> _Source material_:
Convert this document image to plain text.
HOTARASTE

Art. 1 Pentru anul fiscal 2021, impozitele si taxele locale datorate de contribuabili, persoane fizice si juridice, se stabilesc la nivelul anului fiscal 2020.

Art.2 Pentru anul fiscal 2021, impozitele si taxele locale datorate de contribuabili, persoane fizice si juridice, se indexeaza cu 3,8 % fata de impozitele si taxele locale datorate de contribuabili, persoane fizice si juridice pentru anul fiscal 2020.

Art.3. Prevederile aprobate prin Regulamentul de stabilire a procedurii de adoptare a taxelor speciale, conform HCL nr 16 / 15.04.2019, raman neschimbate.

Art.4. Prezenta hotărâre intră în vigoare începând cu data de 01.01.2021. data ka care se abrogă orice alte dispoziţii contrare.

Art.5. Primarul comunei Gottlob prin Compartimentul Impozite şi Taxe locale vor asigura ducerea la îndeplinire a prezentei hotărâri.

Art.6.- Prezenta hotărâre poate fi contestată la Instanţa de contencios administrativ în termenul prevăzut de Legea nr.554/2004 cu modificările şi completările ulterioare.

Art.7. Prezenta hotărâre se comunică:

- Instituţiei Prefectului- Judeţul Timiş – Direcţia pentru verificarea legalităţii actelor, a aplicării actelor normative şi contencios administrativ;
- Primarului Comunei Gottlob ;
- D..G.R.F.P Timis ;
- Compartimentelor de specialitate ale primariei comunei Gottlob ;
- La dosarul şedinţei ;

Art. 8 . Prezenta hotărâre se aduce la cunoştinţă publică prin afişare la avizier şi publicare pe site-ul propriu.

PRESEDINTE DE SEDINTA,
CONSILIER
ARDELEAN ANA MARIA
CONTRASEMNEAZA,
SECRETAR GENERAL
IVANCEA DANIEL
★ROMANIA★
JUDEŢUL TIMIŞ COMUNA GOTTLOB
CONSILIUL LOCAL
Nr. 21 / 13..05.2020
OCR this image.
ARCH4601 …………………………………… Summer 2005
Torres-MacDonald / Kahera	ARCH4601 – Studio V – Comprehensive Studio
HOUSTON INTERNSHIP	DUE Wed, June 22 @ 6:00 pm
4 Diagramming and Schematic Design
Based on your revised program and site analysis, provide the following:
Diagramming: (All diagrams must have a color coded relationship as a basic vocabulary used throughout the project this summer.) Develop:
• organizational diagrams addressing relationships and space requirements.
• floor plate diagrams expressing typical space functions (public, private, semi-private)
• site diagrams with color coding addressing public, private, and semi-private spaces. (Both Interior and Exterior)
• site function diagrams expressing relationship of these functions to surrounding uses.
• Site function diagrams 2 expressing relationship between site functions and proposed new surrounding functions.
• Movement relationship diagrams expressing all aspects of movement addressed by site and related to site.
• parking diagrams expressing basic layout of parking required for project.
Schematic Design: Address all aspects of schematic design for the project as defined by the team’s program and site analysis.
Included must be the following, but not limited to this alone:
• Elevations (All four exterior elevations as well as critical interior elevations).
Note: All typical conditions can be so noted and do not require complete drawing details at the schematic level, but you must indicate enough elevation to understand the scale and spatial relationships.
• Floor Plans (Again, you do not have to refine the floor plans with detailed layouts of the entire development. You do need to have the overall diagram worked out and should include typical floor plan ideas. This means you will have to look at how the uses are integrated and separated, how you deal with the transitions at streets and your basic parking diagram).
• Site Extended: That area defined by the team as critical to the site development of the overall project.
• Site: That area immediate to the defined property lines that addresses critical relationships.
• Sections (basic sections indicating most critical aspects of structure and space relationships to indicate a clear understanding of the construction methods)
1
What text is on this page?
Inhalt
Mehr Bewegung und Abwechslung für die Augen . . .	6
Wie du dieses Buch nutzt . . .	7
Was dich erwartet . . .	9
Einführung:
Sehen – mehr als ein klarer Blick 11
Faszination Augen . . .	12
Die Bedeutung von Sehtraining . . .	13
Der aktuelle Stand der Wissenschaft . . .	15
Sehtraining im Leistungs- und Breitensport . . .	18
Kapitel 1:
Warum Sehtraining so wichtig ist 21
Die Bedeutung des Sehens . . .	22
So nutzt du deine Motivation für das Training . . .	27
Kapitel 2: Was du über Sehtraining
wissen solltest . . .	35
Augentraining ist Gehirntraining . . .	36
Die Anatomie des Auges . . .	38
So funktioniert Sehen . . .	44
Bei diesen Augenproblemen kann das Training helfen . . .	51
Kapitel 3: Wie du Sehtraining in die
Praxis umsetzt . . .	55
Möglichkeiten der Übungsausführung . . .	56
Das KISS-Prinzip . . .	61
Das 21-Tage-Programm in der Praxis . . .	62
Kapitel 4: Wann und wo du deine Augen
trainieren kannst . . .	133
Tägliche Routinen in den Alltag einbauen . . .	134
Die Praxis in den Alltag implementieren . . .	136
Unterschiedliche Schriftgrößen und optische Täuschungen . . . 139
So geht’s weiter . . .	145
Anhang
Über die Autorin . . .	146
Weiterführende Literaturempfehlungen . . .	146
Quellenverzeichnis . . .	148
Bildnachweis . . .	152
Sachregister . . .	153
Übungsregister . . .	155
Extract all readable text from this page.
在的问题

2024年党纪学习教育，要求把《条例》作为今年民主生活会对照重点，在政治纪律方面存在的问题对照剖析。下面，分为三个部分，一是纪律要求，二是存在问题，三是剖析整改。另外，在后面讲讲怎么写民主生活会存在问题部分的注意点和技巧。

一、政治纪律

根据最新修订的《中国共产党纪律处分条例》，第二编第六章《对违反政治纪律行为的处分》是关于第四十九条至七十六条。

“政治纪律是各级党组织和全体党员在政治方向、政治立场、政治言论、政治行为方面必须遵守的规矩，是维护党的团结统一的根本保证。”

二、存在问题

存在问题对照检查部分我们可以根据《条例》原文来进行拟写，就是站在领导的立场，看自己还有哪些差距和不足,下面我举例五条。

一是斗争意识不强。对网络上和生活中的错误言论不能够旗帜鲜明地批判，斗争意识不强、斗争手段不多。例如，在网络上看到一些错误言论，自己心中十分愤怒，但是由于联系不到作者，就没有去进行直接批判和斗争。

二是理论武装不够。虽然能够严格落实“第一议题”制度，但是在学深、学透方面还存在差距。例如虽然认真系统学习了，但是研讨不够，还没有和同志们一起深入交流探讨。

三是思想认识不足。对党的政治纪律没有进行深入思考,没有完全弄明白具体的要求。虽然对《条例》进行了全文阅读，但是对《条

> _Instructions for the task_:
From the data, list each line in which the string "fizice" appears.

> _Answer to this task_:
Art. 1 Pentru anul fiscal 2021, impozitele si taxele locale datorate de contribuabili, persoane fizice si juridice, se stabilesc la nivelul anului fiscal 2020.
Art.2 Pentru anul fiscal 2021, impozitele si taxele locale datorate de contribuabili, persoane fizice si juridice, se indexeaza cu 3,8 % fata de impozitele si taxele locale datorate de contribuabili, persoane fizice si juridice pentru anul fiscal 2020.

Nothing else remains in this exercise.